- Material provided

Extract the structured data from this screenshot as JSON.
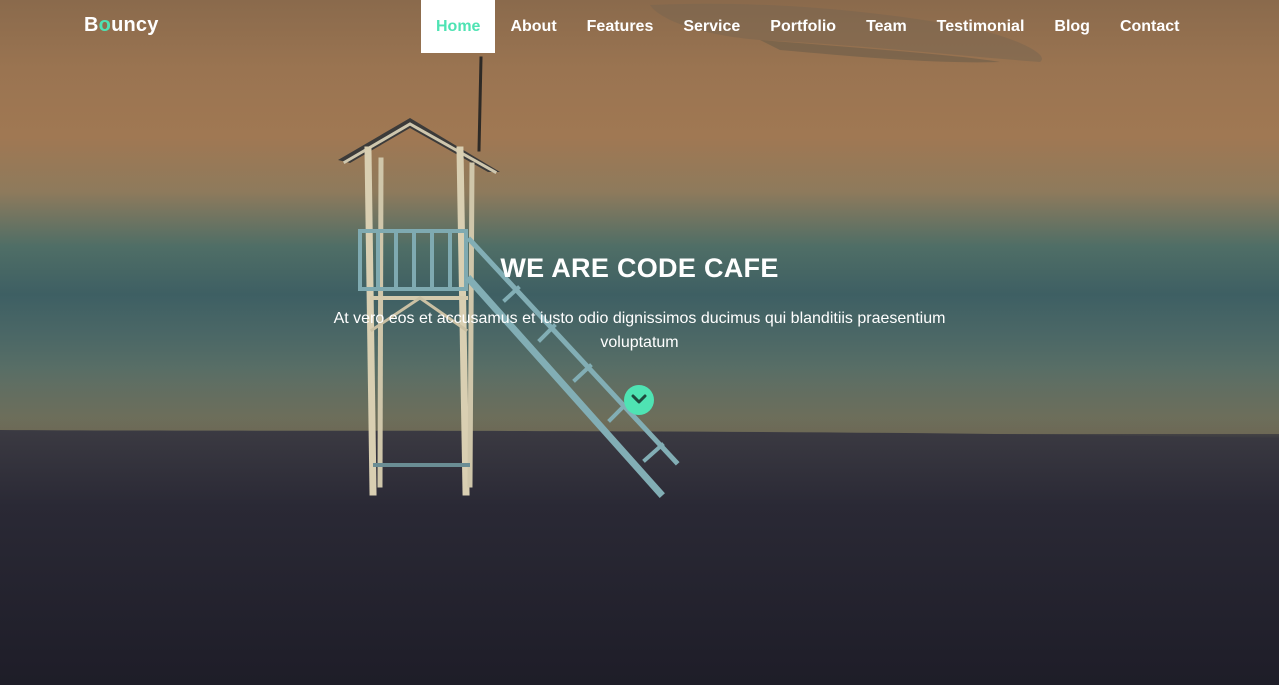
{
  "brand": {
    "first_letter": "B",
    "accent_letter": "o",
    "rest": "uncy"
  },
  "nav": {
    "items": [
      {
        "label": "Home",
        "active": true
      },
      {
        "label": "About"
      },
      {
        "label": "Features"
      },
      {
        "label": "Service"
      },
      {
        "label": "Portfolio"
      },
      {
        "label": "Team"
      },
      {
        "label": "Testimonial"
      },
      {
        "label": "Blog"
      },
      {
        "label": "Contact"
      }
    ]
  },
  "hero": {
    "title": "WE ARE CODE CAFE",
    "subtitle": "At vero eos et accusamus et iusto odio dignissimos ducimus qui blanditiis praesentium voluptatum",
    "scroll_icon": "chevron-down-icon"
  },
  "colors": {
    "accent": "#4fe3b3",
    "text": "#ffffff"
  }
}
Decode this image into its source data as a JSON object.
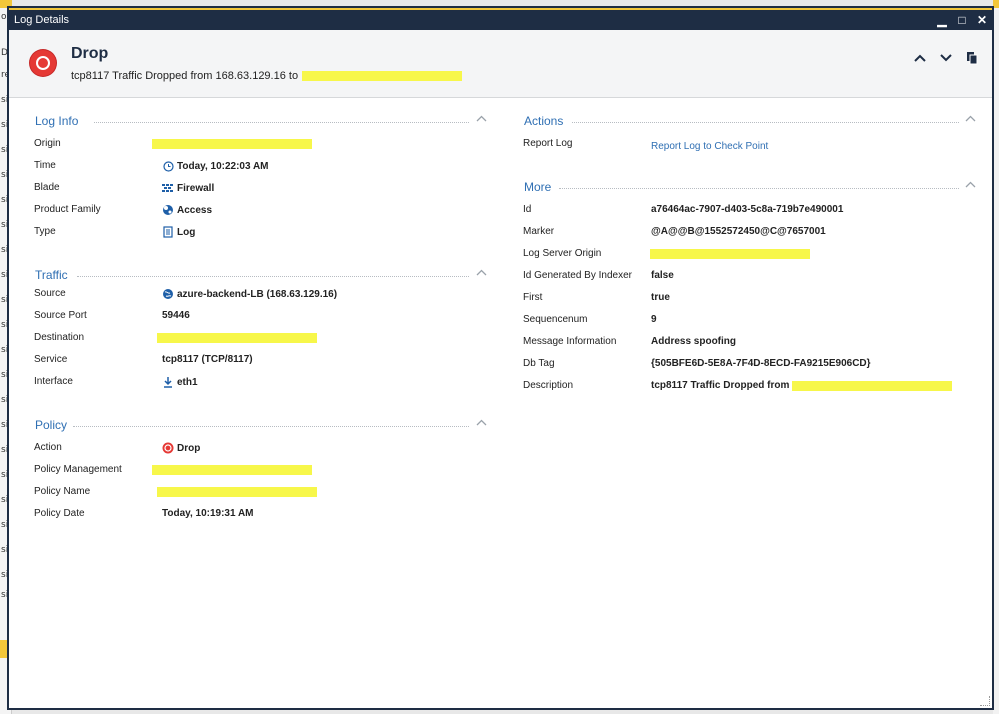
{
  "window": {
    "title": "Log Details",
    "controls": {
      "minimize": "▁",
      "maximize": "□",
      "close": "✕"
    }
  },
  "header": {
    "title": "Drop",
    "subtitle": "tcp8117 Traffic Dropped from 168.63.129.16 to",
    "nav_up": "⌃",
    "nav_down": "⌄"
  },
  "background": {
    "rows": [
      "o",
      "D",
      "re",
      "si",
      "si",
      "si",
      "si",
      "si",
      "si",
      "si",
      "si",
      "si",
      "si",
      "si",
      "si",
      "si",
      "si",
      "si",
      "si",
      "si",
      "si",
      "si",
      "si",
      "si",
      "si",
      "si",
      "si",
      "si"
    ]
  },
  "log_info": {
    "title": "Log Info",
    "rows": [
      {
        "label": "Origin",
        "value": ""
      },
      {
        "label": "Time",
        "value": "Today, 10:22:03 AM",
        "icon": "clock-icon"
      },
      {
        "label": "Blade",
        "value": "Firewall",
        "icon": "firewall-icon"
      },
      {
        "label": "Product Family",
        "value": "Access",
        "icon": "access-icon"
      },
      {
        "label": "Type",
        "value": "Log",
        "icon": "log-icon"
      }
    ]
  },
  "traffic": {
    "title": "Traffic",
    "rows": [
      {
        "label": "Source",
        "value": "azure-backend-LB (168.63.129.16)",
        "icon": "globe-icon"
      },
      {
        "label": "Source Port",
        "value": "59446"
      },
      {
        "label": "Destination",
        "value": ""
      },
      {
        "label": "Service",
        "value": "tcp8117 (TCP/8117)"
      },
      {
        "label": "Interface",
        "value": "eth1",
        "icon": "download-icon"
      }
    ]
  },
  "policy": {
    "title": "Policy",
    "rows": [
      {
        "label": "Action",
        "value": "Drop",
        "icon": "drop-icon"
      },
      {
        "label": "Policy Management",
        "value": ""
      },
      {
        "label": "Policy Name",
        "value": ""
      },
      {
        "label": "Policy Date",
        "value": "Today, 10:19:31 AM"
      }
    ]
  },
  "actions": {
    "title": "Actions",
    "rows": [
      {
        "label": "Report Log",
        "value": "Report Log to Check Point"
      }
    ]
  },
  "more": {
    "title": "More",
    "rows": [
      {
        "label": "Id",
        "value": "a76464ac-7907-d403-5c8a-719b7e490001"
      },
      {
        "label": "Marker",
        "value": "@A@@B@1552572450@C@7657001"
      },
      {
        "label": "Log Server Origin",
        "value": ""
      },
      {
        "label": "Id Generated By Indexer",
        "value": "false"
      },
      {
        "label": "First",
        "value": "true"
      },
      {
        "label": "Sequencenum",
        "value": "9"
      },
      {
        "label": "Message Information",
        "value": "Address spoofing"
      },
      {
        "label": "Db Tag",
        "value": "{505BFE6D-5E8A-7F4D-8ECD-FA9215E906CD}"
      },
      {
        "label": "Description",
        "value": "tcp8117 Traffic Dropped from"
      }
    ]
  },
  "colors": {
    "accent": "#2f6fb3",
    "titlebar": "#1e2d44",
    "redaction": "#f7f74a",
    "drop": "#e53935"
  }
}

- Requirement
Write every entry out again exactly, dropping the pictures.

- The solution
Extract the structured data from this screenshot as JSON.
{
  "brand": {
    "first_letter": "B",
    "accent_letter": "o",
    "rest": "uncy"
  },
  "nav": {
    "items": [
      {
        "label": "Home",
        "active": true
      },
      {
        "label": "About"
      },
      {
        "label": "Features"
      },
      {
        "label": "Service"
      },
      {
        "label": "Portfolio"
      },
      {
        "label": "Team"
      },
      {
        "label": "Testimonial"
      },
      {
        "label": "Blog"
      },
      {
        "label": "Contact"
      }
    ]
  },
  "hero": {
    "title": "WE ARE CODE CAFE",
    "subtitle": "At vero eos et accusamus et iusto odio dignissimos ducimus qui blanditiis praesentium voluptatum",
    "scroll_icon": "chevron-down-icon"
  },
  "colors": {
    "accent": "#4fe3b3",
    "text": "#ffffff"
  }
}
Decode this image into its source data as a JSON object.
{
  "window": {
    "title": "Log Details",
    "controls": {
      "minimize": "▁",
      "maximize": "□",
      "close": "✕"
    }
  },
  "header": {
    "title": "Drop",
    "subtitle": "tcp8117 Traffic Dropped from 168.63.129.16 to",
    "nav_up": "⌃",
    "nav_down": "⌄"
  },
  "background": {
    "rows": [
      "o",
      "D",
      "re",
      "si",
      "si",
      "si",
      "si",
      "si",
      "si",
      "si",
      "si",
      "si",
      "si",
      "si",
      "si",
      "si",
      "si",
      "si",
      "si",
      "si",
      "si",
      "si",
      "si",
      "si",
      "si",
      "si",
      "si",
      "si"
    ]
  },
  "log_info": {
    "title": "Log Info",
    "rows": [
      {
        "label": "Origin",
        "value": ""
      },
      {
        "label": "Time",
        "value": "Today, 10:22:03 AM",
        "icon": "clock-icon"
      },
      {
        "label": "Blade",
        "value": "Firewall",
        "icon": "firewall-icon"
      },
      {
        "label": "Product Family",
        "value": "Access",
        "icon": "access-icon"
      },
      {
        "label": "Type",
        "value": "Log",
        "icon": "log-icon"
      }
    ]
  },
  "traffic": {
    "title": "Traffic",
    "rows": [
      {
        "label": "Source",
        "value": "azure-backend-LB (168.63.129.16)",
        "icon": "globe-icon"
      },
      {
        "label": "Source Port",
        "value": "59446"
      },
      {
        "label": "Destination",
        "value": ""
      },
      {
        "label": "Service",
        "value": "tcp8117 (TCP/8117)"
      },
      {
        "label": "Interface",
        "value": "eth1",
        "icon": "download-icon"
      }
    ]
  },
  "policy": {
    "title": "Policy",
    "rows": [
      {
        "label": "Action",
        "value": "Drop",
        "icon": "drop-icon"
      },
      {
        "label": "Policy Management",
        "value": ""
      },
      {
        "label": "Policy Name",
        "value": ""
      },
      {
        "label": "Policy Date",
        "value": "Today, 10:19:31 AM"
      }
    ]
  },
  "actions": {
    "title": "Actions",
    "rows": [
      {
        "label": "Report Log",
        "value": "Report Log to Check Point"
      }
    ]
  },
  "more": {
    "title": "More",
    "rows": [
      {
        "label": "Id",
        "value": "a76464ac-7907-d403-5c8a-719b7e490001"
      },
      {
        "label": "Marker",
        "value": "@A@@B@1552572450@C@7657001"
      },
      {
        "label": "Log Server Origin",
        "value": ""
      },
      {
        "label": "Id Generated By Indexer",
        "value": "false"
      },
      {
        "label": "First",
        "value": "true"
      },
      {
        "label": "Sequencenum",
        "value": "9"
      },
      {
        "label": "Message Information",
        "value": "Address spoofing"
      },
      {
        "label": "Db Tag",
        "value": "{505BFE6D-5E8A-7F4D-8ECD-FA9215E906CD}"
      },
      {
        "label": "Description",
        "value": "tcp8117 Traffic Dropped from"
      }
    ]
  },
  "colors": {
    "accent": "#2f6fb3",
    "titlebar": "#1e2d44",
    "redaction": "#f7f74a",
    "drop": "#e53935"
  }
}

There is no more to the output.